(Records excerpted from a collection)
## START
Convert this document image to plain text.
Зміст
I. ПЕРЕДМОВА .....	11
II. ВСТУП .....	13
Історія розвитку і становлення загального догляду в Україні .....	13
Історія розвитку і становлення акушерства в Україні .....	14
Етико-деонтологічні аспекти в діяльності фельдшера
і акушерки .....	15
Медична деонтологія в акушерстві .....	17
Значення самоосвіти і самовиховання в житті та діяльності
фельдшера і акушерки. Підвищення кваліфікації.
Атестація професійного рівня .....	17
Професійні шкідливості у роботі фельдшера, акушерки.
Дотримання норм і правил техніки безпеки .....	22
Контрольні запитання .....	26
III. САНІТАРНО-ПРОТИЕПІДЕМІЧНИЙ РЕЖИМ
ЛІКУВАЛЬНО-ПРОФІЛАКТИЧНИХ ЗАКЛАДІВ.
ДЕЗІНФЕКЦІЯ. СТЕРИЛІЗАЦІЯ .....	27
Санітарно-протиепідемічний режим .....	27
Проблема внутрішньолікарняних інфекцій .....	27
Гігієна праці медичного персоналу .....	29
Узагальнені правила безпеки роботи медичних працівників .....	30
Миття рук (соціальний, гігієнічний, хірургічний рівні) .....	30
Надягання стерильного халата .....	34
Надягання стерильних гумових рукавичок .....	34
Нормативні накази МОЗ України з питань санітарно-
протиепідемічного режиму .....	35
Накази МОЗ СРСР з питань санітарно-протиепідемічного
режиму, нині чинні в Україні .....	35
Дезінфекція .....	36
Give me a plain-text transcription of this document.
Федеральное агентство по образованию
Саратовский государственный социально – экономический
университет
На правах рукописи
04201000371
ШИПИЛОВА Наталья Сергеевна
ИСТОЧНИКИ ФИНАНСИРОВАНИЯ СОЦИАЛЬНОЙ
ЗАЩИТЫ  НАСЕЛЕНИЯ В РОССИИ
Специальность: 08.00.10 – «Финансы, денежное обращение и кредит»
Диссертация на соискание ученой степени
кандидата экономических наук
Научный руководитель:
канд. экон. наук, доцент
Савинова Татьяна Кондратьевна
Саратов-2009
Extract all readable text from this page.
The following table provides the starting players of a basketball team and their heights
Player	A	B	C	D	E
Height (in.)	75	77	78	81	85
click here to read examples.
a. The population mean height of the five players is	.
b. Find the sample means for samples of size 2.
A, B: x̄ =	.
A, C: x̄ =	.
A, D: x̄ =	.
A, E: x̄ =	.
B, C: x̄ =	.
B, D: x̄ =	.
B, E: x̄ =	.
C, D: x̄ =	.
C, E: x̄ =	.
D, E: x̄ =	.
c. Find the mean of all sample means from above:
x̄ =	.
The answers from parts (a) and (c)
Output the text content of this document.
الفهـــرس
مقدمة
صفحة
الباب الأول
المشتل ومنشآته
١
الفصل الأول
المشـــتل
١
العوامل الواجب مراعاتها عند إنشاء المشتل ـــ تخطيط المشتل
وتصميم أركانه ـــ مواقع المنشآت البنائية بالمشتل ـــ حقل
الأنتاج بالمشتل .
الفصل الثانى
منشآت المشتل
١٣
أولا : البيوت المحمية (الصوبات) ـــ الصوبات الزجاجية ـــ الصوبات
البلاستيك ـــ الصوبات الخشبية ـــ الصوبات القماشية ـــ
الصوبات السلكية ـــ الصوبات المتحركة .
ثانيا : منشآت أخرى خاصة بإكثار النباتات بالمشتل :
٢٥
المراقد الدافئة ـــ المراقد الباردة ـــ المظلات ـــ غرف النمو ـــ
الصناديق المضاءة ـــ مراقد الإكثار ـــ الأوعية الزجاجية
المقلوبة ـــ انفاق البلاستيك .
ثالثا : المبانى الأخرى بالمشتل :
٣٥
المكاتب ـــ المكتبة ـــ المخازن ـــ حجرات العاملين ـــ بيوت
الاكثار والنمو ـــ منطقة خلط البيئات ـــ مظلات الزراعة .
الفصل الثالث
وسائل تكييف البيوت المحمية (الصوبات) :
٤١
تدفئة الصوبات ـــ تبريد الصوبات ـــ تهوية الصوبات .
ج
## END
## START
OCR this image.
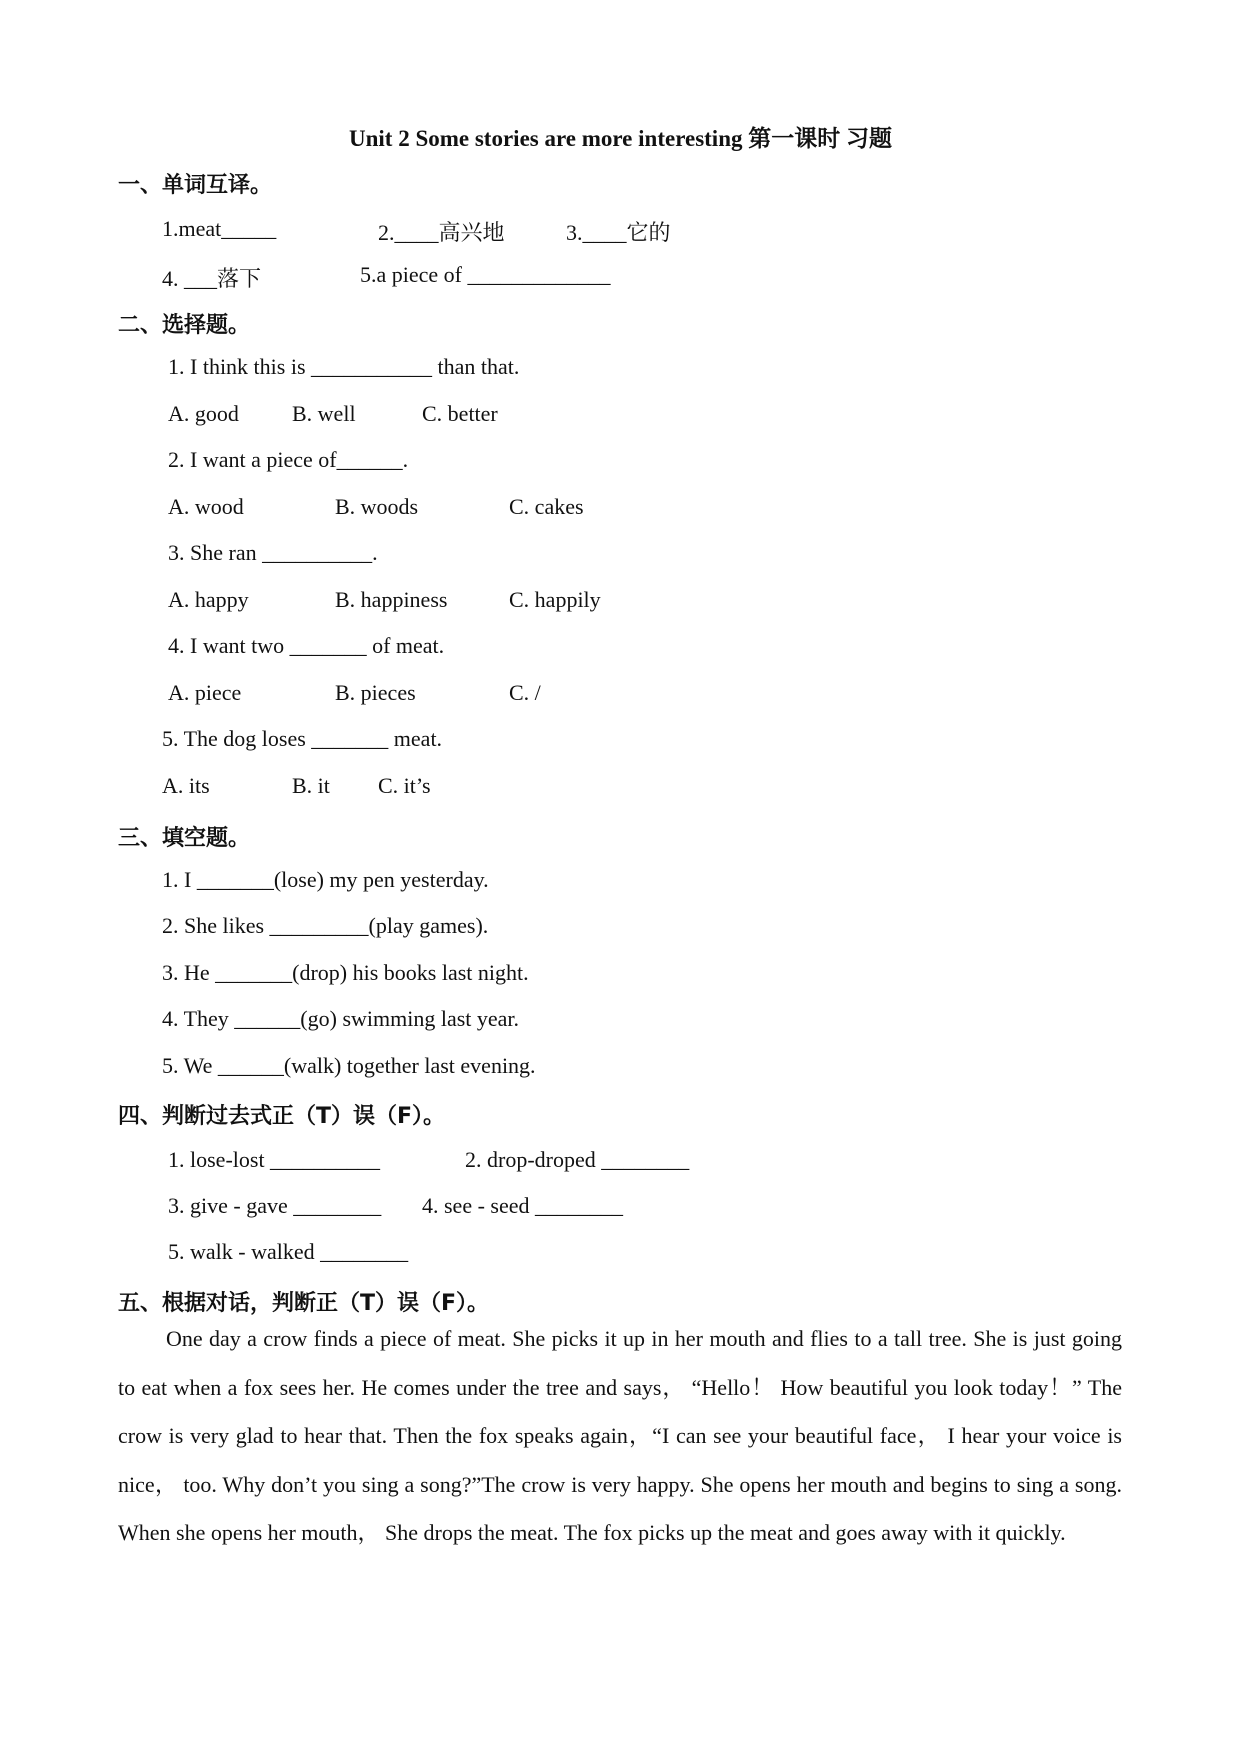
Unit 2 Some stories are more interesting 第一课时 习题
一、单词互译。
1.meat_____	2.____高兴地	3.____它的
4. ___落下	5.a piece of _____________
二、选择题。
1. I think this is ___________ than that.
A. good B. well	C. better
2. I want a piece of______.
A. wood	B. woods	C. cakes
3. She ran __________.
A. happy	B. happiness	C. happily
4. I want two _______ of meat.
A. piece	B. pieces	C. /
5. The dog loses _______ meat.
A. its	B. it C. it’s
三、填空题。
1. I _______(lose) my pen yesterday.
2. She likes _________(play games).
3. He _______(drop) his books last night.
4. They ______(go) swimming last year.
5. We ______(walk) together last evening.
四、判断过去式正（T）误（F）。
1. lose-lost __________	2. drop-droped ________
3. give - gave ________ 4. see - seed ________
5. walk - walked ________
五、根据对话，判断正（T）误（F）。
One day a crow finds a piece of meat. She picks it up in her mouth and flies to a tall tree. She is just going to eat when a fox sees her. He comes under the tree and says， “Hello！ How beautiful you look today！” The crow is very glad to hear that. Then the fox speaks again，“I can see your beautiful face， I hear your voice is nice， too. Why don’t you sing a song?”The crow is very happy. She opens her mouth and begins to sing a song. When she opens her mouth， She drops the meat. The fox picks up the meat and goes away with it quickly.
## END
## START
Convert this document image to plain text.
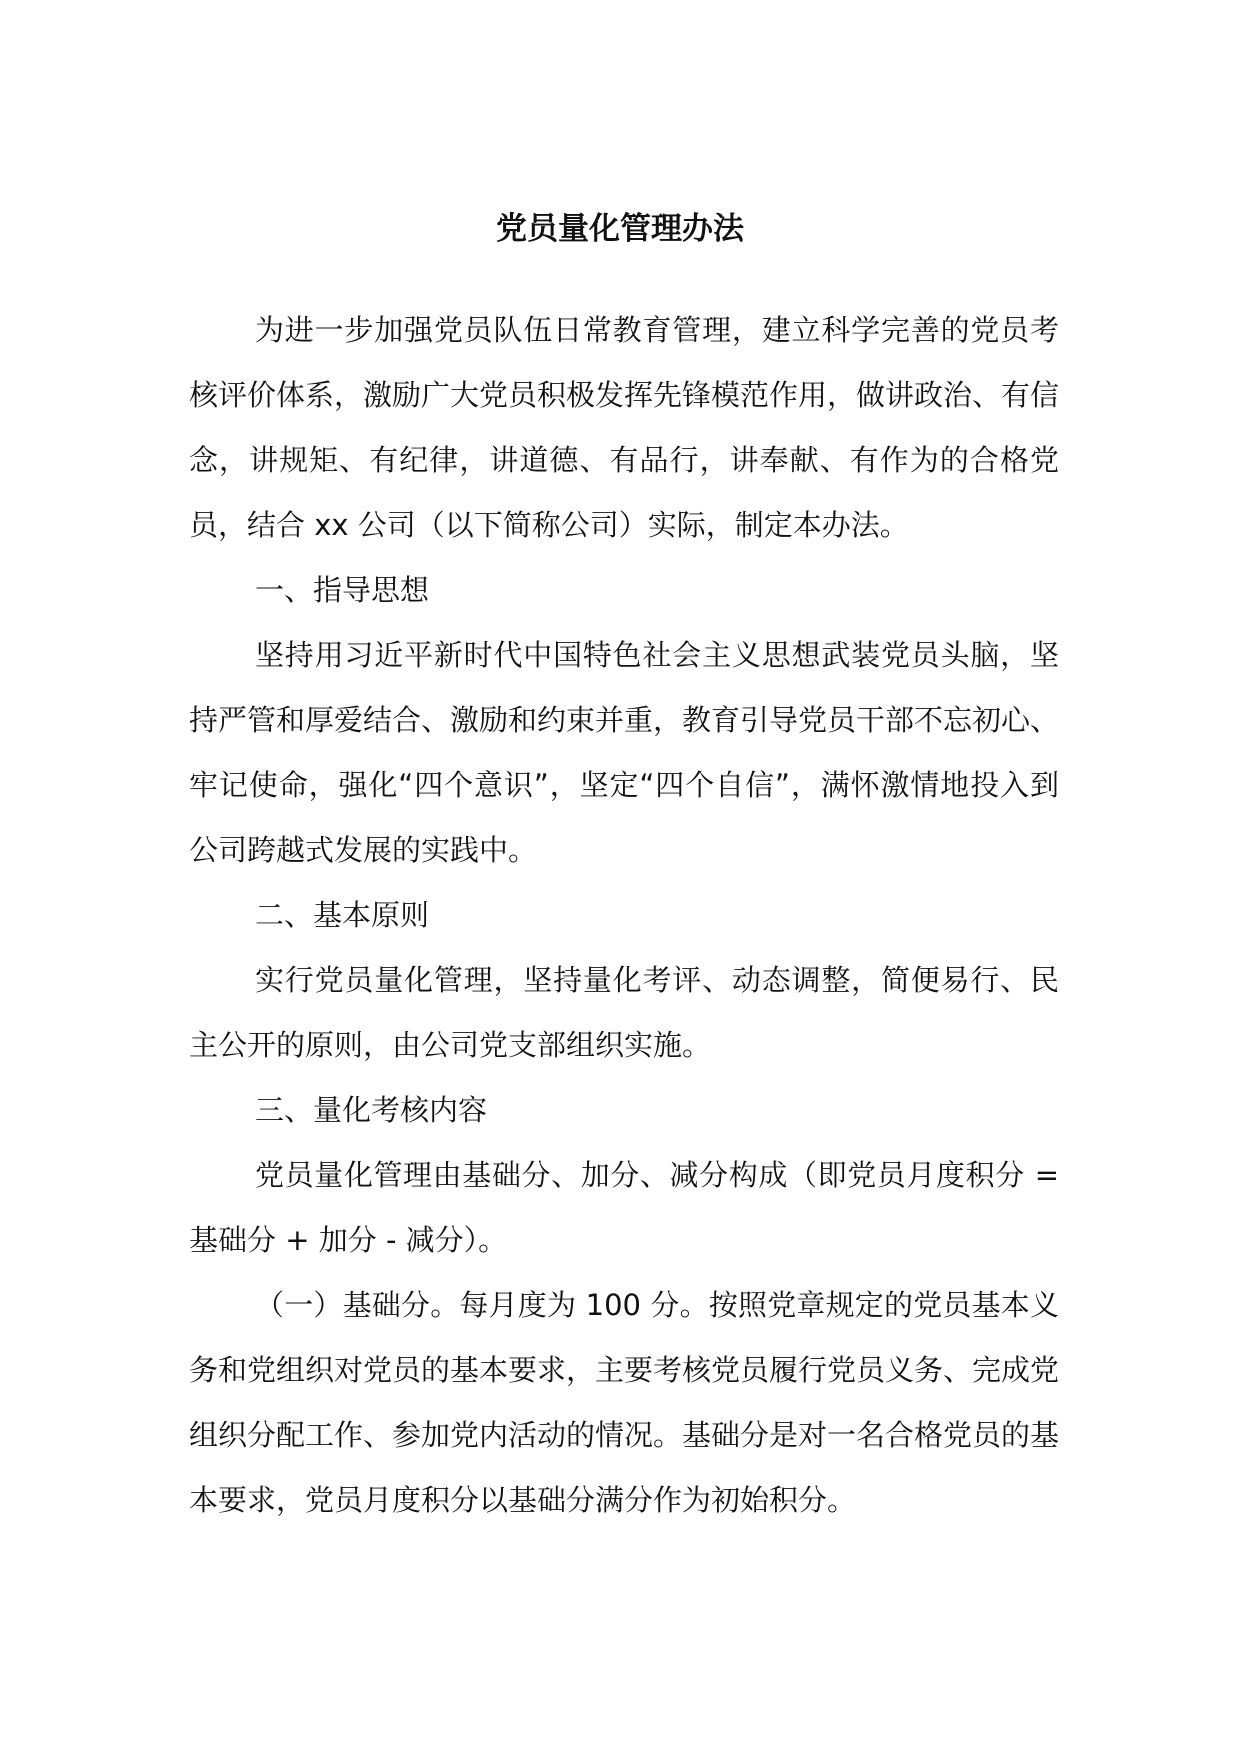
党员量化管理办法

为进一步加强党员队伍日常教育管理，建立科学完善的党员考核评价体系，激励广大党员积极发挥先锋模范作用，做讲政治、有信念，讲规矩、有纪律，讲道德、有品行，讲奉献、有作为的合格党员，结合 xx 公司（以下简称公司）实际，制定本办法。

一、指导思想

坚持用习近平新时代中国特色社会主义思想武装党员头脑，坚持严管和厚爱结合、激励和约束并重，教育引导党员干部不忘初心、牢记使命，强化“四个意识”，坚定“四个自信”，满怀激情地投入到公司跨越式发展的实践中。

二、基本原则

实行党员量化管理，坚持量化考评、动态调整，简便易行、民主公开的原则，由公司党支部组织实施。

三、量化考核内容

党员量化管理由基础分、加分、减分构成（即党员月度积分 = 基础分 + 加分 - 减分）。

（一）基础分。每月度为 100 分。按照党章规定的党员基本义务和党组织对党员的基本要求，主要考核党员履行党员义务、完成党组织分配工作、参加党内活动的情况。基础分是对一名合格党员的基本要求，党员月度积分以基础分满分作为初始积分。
## END
**Work to do**:
Find each line holding "المحمية". Copy it out.

**Solution below**:
أولا : البيوت المحمية (الصوبات) ـــ الصوبات الزجاجية ـــ الصوبات
وسائل تكييف البيوت المحمية (الصوبات) :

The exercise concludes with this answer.